Given instruction
Restate the entries word for word, omitting nothing.

==== Records for this task ====

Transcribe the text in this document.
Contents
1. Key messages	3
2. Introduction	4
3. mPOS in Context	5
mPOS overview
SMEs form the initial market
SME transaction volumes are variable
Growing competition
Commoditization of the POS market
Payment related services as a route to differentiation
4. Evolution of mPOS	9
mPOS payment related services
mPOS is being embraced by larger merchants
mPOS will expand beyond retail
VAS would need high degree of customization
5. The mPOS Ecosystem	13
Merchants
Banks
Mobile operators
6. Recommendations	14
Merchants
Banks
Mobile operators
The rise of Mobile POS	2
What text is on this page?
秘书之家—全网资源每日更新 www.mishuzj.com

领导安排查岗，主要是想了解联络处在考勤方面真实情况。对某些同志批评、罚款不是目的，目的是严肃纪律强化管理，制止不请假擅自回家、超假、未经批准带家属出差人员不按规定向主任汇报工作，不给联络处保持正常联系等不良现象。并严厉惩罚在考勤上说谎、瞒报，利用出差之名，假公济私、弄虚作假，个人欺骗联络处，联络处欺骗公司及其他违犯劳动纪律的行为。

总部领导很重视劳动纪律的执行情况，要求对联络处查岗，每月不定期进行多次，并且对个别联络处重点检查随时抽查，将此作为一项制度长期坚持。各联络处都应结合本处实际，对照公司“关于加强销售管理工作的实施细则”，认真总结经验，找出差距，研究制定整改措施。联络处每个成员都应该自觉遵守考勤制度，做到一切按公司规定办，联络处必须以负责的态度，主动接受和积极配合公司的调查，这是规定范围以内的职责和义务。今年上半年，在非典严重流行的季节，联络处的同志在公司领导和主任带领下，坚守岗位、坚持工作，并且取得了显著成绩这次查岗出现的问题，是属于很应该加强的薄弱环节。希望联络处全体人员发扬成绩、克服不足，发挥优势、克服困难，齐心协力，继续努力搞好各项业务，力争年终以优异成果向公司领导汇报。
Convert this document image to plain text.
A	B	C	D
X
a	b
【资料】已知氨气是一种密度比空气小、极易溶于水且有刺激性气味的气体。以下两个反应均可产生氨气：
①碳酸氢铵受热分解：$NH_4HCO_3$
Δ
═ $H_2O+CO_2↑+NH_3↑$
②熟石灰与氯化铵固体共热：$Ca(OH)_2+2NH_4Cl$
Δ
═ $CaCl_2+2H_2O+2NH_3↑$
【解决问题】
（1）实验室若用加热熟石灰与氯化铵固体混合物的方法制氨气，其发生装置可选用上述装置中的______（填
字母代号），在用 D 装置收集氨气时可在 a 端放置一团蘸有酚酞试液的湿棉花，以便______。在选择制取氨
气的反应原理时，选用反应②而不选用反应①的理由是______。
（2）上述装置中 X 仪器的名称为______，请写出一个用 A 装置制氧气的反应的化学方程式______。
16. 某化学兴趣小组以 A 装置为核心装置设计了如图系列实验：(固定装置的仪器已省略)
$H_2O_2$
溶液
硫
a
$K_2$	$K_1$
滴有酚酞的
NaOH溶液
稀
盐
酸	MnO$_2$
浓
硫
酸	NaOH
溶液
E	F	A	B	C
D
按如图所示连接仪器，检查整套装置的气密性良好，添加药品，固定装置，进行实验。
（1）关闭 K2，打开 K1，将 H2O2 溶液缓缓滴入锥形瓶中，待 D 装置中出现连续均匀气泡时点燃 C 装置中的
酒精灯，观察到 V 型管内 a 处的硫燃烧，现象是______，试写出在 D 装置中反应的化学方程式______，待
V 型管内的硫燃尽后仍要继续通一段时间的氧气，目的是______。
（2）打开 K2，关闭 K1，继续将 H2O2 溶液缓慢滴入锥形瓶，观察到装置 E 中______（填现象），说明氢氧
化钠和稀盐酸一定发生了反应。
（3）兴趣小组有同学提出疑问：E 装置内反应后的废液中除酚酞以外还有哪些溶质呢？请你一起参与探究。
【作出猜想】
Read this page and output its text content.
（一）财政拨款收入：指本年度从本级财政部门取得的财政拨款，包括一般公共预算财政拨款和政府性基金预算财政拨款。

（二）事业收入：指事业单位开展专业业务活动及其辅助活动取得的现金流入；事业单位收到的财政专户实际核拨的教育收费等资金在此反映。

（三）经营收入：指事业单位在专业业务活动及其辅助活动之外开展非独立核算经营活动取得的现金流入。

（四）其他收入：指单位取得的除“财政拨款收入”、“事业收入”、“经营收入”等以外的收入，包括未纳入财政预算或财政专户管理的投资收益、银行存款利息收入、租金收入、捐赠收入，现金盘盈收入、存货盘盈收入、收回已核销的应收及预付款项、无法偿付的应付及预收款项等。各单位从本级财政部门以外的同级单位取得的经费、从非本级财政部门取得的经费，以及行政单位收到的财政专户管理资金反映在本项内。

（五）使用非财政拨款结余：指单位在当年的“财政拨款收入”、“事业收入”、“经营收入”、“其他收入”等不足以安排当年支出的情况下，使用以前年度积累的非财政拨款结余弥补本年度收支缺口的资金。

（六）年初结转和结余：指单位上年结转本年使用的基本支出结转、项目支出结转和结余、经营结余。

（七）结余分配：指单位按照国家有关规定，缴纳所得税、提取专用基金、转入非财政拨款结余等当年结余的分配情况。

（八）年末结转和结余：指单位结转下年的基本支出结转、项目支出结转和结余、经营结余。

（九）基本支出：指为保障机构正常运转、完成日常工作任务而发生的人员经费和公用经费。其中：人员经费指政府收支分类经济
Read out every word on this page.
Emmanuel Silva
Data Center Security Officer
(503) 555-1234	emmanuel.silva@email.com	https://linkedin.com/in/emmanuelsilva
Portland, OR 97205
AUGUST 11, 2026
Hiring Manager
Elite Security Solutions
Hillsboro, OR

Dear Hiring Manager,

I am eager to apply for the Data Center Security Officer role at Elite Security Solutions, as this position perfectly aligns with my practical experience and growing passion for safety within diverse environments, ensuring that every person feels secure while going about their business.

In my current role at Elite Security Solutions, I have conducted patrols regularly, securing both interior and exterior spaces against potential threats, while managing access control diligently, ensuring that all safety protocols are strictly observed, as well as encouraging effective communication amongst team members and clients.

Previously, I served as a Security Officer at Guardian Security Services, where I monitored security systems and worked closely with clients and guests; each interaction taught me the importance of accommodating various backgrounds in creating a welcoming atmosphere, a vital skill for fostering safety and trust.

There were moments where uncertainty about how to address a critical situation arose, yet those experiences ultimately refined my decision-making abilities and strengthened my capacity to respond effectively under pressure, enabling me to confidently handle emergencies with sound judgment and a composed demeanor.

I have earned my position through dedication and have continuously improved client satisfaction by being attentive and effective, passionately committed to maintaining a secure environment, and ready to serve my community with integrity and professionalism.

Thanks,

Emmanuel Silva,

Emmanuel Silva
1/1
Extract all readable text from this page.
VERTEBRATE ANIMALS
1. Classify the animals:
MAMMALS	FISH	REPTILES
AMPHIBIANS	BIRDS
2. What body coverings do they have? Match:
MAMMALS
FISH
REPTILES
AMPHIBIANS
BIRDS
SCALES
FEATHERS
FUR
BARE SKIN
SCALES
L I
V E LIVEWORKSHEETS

====

Result of the task
Transcribe the text in this document.
Contents
1. Key messages	3
2. Introduction	4
3. mPOS in Context	5
mPOS overview
SMEs form the initial market
SME transaction volumes are variable
Growing competition
Commoditization of the POS market
Payment related services as a route to differentiation
4. Evolution of mPOS	9
mPOS payment related services
mPOS is being embraced by larger merchants
mPOS will expand beyond retail
VAS would need high degree of customization
5. The mPOS Ecosystem	13
Merchants
Banks
Mobile operators
6. Recommendations	14
Merchants
Banks
Mobile operators
The rise of Mobile POS	2
What text is on this page?
秘书之家—全网资源每日更新 www.mishuzj.com

领导安排查岗，主要是想了解联络处在考勤方面真实情况。对某些同志批评、罚款不是目的，目的是严肃纪律强化管理，制止不请假擅自回家、超假、未经批准带家属出差人员不按规定向主任汇报工作，不给联络处保持正常联系等不良现象。并严厉惩罚在考勤上说谎、瞒报，利用出差之名，假公济私、弄虚作假，个人欺骗联络处，联络处欺骗公司及其他违犯劳动纪律的行为。

总部领导很重视劳动纪律的执行情况，要求对联络处查岗，每月不定期进行多次，并且对个别联络处重点检查随时抽查，将此作为一项制度长期坚持。各联络处都应结合本处实际，对照公司“关于加强销售管理工作的实施细则”，认真总结经验，找出差距，研究制定整改措施。联络处每个成员都应该自觉遵守考勤制度，做到一切按公司规定办，联络处必须以负责的态度，主动接受和积极配合公司的调查，这是规定范围以内的职责和义务。今年上半年，在非典严重流行的季节，联络处的同志在公司领导和主任带领下，坚守岗位、坚持工作，并且取得了显著成绩这次查岗出现的问题，是属于很应该加强的薄弱环节。希望联络处全体人员发扬成绩、克服不足，发挥优势、克服困难，齐心协力，继续努力搞好各项业务，力争年终以优异成果向公司领导汇报。
Convert this document image to plain text.
A	B	C	D
X
a	b
【资料】已知氨气是一种密度比空气小、极易溶于水且有刺激性气味的气体。以下两个反应均可产生氨气：
①碳酸氢铵受热分解：$NH_4HCO_3$
Δ
═ $H_2O+CO_2↑+NH_3↑$
②熟石灰与氯化铵固体共热：$Ca(OH)_2+2NH_4Cl$
Δ
═ $CaCl_2+2H_2O+2NH_3↑$
【解决问题】
（1）实验室若用加热熟石灰与氯化铵固体混合物的方法制氨气，其发生装置可选用上述装置中的______（填
字母代号），在用 D 装置收集氨气时可在 a 端放置一团蘸有酚酞试液的湿棉花，以便______。在选择制取氨
气的反应原理时，选用反应②而不选用反应①的理由是______。
（2）上述装置中 X 仪器的名称为______，请写出一个用 A 装置制氧气的反应的化学方程式______。
16. 某化学兴趣小组以 A 装置为核心装置设计了如图系列实验：(固定装置的仪器已省略)
$H_2O_2$
溶液
硫
a
$K_2$	$K_1$
滴有酚酞的
NaOH溶液
稀
盐
酸	MnO$_2$
浓
硫
酸	NaOH
溶液
E	F	A	B	C
D
按如图所示连接仪器，检查整套装置的气密性良好，添加药品，固定装置，进行实验。
（1）关闭 K2，打开 K1，将 H2O2 溶液缓缓滴入锥形瓶中，待 D 装置中出现连续均匀气泡时点燃 C 装置中的
酒精灯，观察到 V 型管内 a 处的硫燃烧，现象是______，试写出在 D 装置中反应的化学方程式______，待
V 型管内的硫燃尽后仍要继续通一段时间的氧气，目的是______。
（2）打开 K2，关闭 K1，继续将 H2O2 溶液缓慢滴入锥形瓶，观察到装置 E 中______（填现象），说明氢氧
化钠和稀盐酸一定发生了反应。
（3）兴趣小组有同学提出疑问：E 装置内反应后的废液中除酚酞以外还有哪些溶质呢？请你一起参与探究。
【作出猜想】
Read this page and output its text content.
（一）财政拨款收入：指本年度从本级财政部门取得的财政拨款，包括一般公共预算财政拨款和政府性基金预算财政拨款。

（二）事业收入：指事业单位开展专业业务活动及其辅助活动取得的现金流入；事业单位收到的财政专户实际核拨的教育收费等资金在此反映。

（三）经营收入：指事业单位在专业业务活动及其辅助活动之外开展非独立核算经营活动取得的现金流入。

（四）其他收入：指单位取得的除“财政拨款收入”、“事业收入”、“经营收入”等以外的收入，包括未纳入财政预算或财政专户管理的投资收益、银行存款利息收入、租金收入、捐赠收入，现金盘盈收入、存货盘盈收入、收回已核销的应收及预付款项、无法偿付的应付及预收款项等。各单位从本级财政部门以外的同级单位取得的经费、从非本级财政部门取得的经费，以及行政单位收到的财政专户管理资金反映在本项内。

（五）使用非财政拨款结余：指单位在当年的“财政拨款收入”、“事业收入”、“经营收入”、“其他收入”等不足以安排当年支出的情况下，使用以前年度积累的非财政拨款结余弥补本年度收支缺口的资金。

（六）年初结转和结余：指单位上年结转本年使用的基本支出结转、项目支出结转和结余、经营结余。

（七）结余分配：指单位按照国家有关规定，缴纳所得税、提取专用基金、转入非财政拨款结余等当年结余的分配情况。

（八）年末结转和结余：指单位结转下年的基本支出结转、项目支出结转和结余、经营结余。

（九）基本支出：指为保障机构正常运转、完成日常工作任务而发生的人员经费和公用经费。其中：人员经费指政府收支分类经济
Read out every word on this page.
Emmanuel Silva
Data Center Security Officer
(503) 555-1234	emmanuel.silva@email.com	https://linkedin.com/in/emmanuelsilva
Portland, OR 97205
AUGUST 11, 2026
Hiring Manager
Elite Security Solutions
Hillsboro, OR

Dear Hiring Manager,

I am eager to apply for the Data Center Security Officer role at Elite Security Solutions, as this position perfectly aligns with my practical experience and growing passion for safety within diverse environments, ensuring that every person feels secure while going about their business.

In my current role at Elite Security Solutions, I have conducted patrols regularly, securing both interior and exterior spaces against potential threats, while managing access control diligently, ensuring that all safety protocols are strictly observed, as well as encouraging effective communication amongst team members and clients.

Previously, I served as a Security Officer at Guardian Security Services, where I monitored security systems and worked closely with clients and guests; each interaction taught me the importance of accommodating various backgrounds in creating a welcoming atmosphere, a vital skill for fostering safety and trust.

There were moments where uncertainty about how to address a critical situation arose, yet those experiences ultimately refined my decision-making abilities and strengthened my capacity to respond effectively under pressure, enabling me to confidently handle emergencies with sound judgment and a composed demeanor.

I have earned my position through dedication and have continuously improved client satisfaction by being attentive and effective, passionately committed to maintaining a secure environment, and ready to serve my community with integrity and professionalism.

Thanks,

Emmanuel Silva,

Emmanuel Silva
1/1
Extract all readable text from this page.
VERTEBRATE ANIMALS
1. Classify the animals:
MAMMALS	FISH	REPTILES
AMPHIBIANS	BIRDS
2. What body coverings do they have? Match:
MAMMALS
FISH
REPTILES
AMPHIBIANS
BIRDS
SCALES
FEATHERS
FUR
BARE SKIN
SCALES
L I
V E LIVEWORKSHEETS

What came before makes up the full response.